SUPPLIED TEXT:
Re: [HACKERS] Custom compression methods

From: Justin Pryzby <pryzby(at)telsasoft(dot)com>
To: Dilip Kumar <dilipbalaut(at)gmail(dot)com>
Cc: Robert Haas <robertmhaas(at)gmail(dot)com>, Tomas Vondra <tomas(dot)vondra(at)2ndquadrant(dot)com>, Alexander Korotkov <a(dot)korotkov(at)postgrespro(dot)ru>, David Steele <david(at)pgmasters(dot)net>, Ildus Kurbangaliev <i(dot)kurbangaliev(at)gmail(dot)com>, Dmitry Dolgov <9erthalion6(at)gmail(dot)com>, pgsql-hackers(at)lists(dot)postgresql(dot)org
Subject: Re: [HACKERS] Custom compression methods
Date: 2021-01-04 01:22:20
Message-ID: 20210104012220.GA23940@telsasoft.com
Views: Raw Message | Whole Thread | Download mbox | Resend email
Thread:
Lists: pgsql-hackers

The most recent patch doesn't compile --without-lz4:

compress_lz4.c:191:17: error: ‘lz4_cmcheck’ undeclared here (not in a function)
.datum_check = lz4_cmcheck,
...

And fails pg_upgrade check, apparently losing track of the compression (?)

CREATE TABLE public.cmdata2 (
- f1 text COMPRESSION lz4
+ f1 text
);

You added pg_dump --no-compression, but the --help isn't updated. I think
there should also be an option for pg_restore, like --no-tablespaces. And I
think there should be a GUC for default_compression, like
default_table_access_method, so one can restore into an alternate compression
by setting PGOPTIONS=-cdefault_compression=lz4.

I'd like to be able to make all compressible columns of a table use a
non-default compression (except those which cannot), without having to use
\gexec... We have tables with up to 1600 columns. So a GUC would allow that.

Previously (on separate threads) I wondered whether pg_dump
--no-table-access-method was needed - maybe that be sufficient for this case,
too, but I think it should be possible to separately avoid restoring
compression AM and AM "proper". So maybe it'd be like --no-tableam=compress
--no-tableam=storage or --no-tableam-all.

Some language fixes:

Subject: [PATCH v16 1/6] Built-in compression method

+++ b/doc/src/sgml/ddl.sgml
@@ -3762,6 +3762,8 @@ CREATE TABLE measurement (
<productname>PostgreSQL</productname>
tables (or, possibly, foreign tables). It is possible to specify a
tablespace and storage parameters for each partition separately.

DATASET RECORDS:
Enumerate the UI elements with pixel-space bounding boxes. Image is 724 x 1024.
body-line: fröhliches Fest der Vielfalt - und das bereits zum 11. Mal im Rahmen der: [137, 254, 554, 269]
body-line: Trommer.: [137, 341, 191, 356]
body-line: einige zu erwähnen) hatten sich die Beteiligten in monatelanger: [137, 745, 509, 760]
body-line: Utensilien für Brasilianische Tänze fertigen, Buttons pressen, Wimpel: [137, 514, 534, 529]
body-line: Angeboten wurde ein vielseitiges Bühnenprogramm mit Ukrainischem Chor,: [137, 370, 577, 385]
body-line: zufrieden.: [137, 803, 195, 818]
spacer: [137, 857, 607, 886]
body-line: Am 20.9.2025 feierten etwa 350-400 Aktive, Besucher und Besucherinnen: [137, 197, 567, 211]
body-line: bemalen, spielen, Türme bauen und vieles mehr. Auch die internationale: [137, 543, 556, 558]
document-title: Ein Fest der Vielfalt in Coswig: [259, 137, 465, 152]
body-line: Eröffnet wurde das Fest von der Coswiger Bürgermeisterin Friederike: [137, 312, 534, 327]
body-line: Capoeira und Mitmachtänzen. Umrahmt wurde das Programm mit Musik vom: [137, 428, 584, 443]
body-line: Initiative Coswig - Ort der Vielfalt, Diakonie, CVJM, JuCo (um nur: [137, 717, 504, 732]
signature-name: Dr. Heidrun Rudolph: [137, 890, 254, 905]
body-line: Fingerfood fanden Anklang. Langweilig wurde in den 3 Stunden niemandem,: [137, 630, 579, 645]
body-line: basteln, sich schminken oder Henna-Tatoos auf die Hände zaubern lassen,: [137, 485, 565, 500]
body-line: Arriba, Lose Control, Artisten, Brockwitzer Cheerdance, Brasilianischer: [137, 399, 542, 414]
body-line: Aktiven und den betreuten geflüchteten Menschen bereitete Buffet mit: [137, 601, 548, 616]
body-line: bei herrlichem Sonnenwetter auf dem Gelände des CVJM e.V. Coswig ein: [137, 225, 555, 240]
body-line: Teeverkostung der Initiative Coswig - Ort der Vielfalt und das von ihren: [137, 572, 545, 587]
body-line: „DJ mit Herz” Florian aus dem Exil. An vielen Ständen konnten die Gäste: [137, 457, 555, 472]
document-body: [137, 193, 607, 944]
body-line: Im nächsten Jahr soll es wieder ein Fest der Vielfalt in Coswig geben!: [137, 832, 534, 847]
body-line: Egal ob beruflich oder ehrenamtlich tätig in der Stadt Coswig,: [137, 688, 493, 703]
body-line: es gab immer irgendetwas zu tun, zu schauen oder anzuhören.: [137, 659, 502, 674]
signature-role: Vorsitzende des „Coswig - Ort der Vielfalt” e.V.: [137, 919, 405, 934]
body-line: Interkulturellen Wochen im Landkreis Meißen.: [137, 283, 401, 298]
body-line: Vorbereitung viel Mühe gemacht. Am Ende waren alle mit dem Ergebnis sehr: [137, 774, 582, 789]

EXERCISE TASK:
In the message on custom compression methods, which existing setting does the proposed default_compression GUC take as its model?

RESPONSE TO THE TASK:
default_table_access_method